# Source data:

§

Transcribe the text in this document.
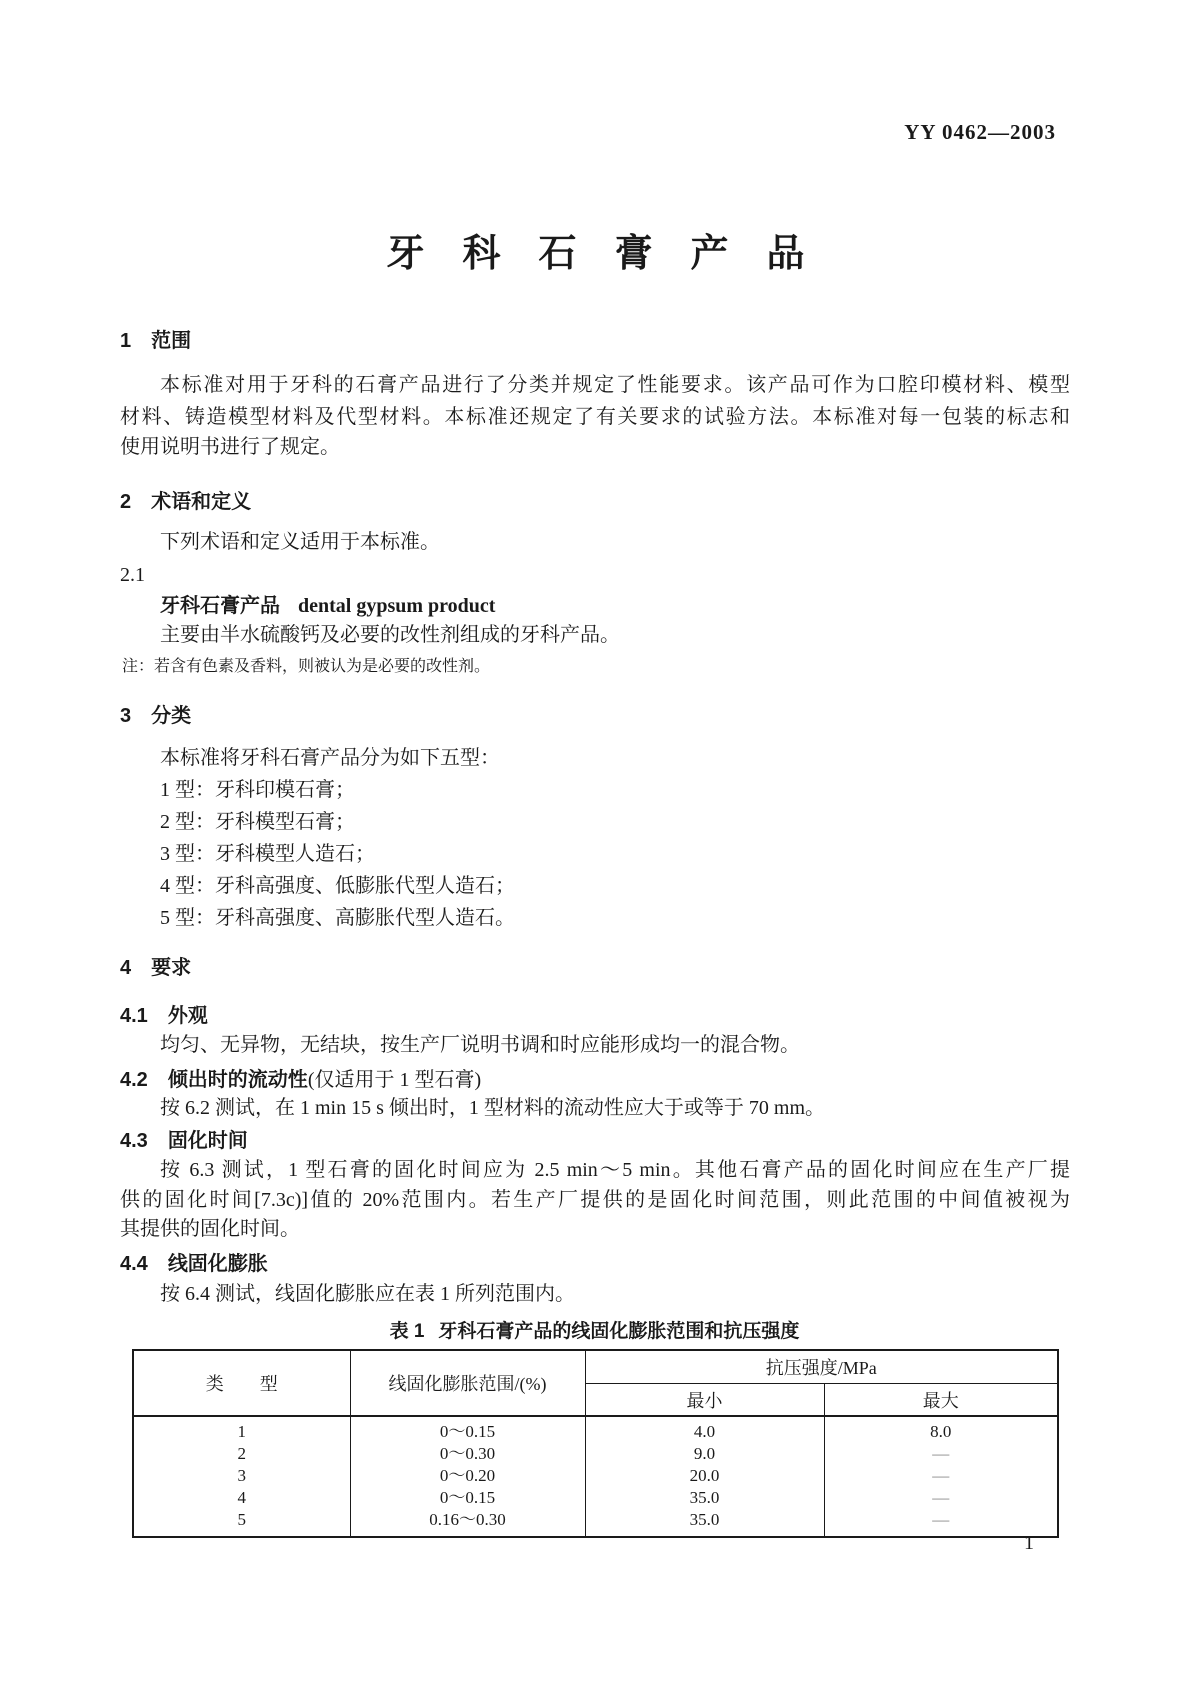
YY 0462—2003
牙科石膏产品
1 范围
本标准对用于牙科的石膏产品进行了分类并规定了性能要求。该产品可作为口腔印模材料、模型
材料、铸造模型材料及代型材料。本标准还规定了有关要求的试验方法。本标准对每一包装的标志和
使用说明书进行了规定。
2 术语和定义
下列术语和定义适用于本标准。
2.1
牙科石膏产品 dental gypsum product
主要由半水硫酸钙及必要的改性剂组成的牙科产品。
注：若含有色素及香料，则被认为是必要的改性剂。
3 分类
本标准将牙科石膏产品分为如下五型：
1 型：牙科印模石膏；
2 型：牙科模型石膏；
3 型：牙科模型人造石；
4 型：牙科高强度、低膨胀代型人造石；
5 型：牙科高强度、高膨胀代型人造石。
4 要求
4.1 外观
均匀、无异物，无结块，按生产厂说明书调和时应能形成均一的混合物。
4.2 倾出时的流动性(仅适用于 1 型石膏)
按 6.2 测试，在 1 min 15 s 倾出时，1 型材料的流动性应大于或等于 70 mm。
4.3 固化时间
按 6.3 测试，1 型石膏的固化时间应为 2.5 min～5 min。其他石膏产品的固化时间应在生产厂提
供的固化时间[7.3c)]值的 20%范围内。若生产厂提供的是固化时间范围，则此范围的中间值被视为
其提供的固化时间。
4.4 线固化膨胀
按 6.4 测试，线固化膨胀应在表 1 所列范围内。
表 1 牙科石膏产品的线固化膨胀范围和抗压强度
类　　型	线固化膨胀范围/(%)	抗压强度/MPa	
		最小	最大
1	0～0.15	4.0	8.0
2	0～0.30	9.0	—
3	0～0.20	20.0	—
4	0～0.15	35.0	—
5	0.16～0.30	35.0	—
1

§

# To be done:
In the records above, locate the lines holding the word "牙科高强度". Copy each of them.

# The output:
4 型：牙科高强度、低膨胀代型人造石；
5 型：牙科高强度、高膨胀代型人造石。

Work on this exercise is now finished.